**QUESTIONS À TRAITER:**
• 1. Selon l'extrait sur Julian Assange, en quelle année Quito lui a-t-il accordé l'asile diplomatique ?
• 2. Veuillez poursuivre l'extrait sur Julian Assange à partir de sa dernière phrase.

**EXTRAIT CHOISI:**
········

Julian Assange a échappé pendant sept ans à la fureur des Etats-Unis en trouvant refuge à l’ambassade de l’Equateur à Londres. Mais le fondateur de WikiLeaks s’est finalement retrouvé piégé par les luttes de pouvoir qui agitent le petit pays sud-américain.

Lorsqu’il a obtenu de Quito l’asile diplomatique en 2012, Julian Assange était considéré comme un symbole persécuté de la liberté d’expression, et un atout pour les « gouvernements progressistes » d’Amérique latine, qui s’opposaient aux Etats-Unis, rappelle Katalina Barreiro de l’Institut des Hautes études nationales.

L’Australien aux cheveux blancs, alors âgé de 40 ans et visé par une enquête pour viol en Suède – une affaire classée depuis – venait alors de divulguer des milliers de câbles secrets de la diplomatie américaine.

L’Equateur était alors présidé par le socialiste Rafael Correa (2007-2017), proche du pouvoir chaviste vénézuélien. Il pouvait ainsi narguer les Etats-Unis et se vanter de défendre les libertés, malgré ses propres démêlés avec la presse de son pays, qu’il jugeait corrompue et favorable à l’opposition. « Quand nous lui avons accordé l’asile, ce n’était pas pour justifier tout ce qu’il a fait. Peut-être a-t-il fait des choses illégales, mais il n’avait aucune garantie d’un procès équitable aux Etats-Unis », a déclaré l’ex-président à l’AFP depuis la Belgique, où il s’est exilé depuis la fin de son mandat.

Mais sept ans plus tard, Assange comme l’Equateur ont bien changé.

Jeudi, lors de son arrestation par la police britannique dans les locaux de l’ambassade, le fondateur de WikiLeaks est apparu amaigri, le visage fatigué, mangé par une barbe blanche.

········

**LIGNES RÉPERTORIÉES:**
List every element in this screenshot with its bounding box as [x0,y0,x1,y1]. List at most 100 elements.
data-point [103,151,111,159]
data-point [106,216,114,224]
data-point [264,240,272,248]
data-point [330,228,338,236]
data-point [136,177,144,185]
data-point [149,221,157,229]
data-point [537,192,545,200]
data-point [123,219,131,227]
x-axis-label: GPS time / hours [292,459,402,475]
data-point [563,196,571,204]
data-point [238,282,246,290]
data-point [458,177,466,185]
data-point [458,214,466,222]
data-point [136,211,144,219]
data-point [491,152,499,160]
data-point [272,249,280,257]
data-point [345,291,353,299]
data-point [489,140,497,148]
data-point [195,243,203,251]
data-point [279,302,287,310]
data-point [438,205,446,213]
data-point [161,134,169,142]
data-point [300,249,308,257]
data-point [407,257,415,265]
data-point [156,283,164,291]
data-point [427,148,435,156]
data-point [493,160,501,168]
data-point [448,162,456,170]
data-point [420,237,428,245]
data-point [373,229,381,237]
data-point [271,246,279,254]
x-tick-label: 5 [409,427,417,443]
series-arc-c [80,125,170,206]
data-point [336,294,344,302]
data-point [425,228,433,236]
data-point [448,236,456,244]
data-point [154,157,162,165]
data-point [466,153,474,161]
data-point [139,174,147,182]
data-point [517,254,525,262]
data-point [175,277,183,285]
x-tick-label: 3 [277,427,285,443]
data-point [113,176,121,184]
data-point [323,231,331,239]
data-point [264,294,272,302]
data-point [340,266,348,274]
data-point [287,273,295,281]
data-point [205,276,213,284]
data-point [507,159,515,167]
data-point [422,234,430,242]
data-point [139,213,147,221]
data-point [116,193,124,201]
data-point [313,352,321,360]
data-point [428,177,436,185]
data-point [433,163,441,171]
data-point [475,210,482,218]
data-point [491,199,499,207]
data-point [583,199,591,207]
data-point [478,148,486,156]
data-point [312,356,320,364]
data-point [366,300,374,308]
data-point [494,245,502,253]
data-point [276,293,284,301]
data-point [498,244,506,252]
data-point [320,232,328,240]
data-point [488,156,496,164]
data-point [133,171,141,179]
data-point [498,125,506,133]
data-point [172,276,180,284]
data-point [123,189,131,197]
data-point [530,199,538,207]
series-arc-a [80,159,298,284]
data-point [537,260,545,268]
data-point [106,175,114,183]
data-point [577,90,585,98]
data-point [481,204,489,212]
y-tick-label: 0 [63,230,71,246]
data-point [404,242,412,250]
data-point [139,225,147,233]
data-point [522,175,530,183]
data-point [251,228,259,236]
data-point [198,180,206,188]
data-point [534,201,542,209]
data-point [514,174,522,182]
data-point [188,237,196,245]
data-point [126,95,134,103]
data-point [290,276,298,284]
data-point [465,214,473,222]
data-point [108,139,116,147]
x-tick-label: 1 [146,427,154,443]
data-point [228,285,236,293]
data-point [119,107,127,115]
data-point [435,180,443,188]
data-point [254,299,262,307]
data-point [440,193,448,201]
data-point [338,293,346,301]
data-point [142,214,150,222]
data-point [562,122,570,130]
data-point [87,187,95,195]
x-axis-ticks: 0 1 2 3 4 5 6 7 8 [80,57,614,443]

········

**RÉPONSES PAR NUMÉRO:**
• 1. En 2012.

• 2.
Peu avant, Quito avait annoncé avoir mis fin à son asile diplomatique et lui avoir retiré la nationalité équatorienne accordée en 2017. Le président Lenin Moreno, ex-vice-président de Rafael Correa, devenu son principal adversaire, a même dénoncé un « hacker misérable ».

Julian Assange avait déjà fait l’objet d’avertissements ces dernières années pour s’être prononcé sur les élections américaines de 2016 et le processus d’indépendance en Catalogne en 2017. Des soupçons de Quito sur un possible piratage des communications de Lenin Moreno et de sa famille par WikiLeaks ont renforcé les arguments de ses opposants.

Jeudi, une personne « très proche » de l’Australien au sein de WikiLeaks a été arrêtée, a annoncé la ministre équatorienne de l’Intérieur Maria Paula Romo, sans révéler son identité, mais en assurant avoir « des preuves suffisantes qu’elle a collaboré dans les tentatives de déstabilisation contre le gouvernement ». Cette personne s’apprêtait à quitter le pays pour le Japon.

« Saut vers la droite »

L’élection de M. Moreno en 2017 à la tête de l’Equateur a changé la donne. Contre toute attente, le chantre du correisme a rompu avec son mentor et une lutte de pouvoir s’est engagée qui a fracturé la gauche, au pouvoir dans ce petit pays pétrolier depuis 2007.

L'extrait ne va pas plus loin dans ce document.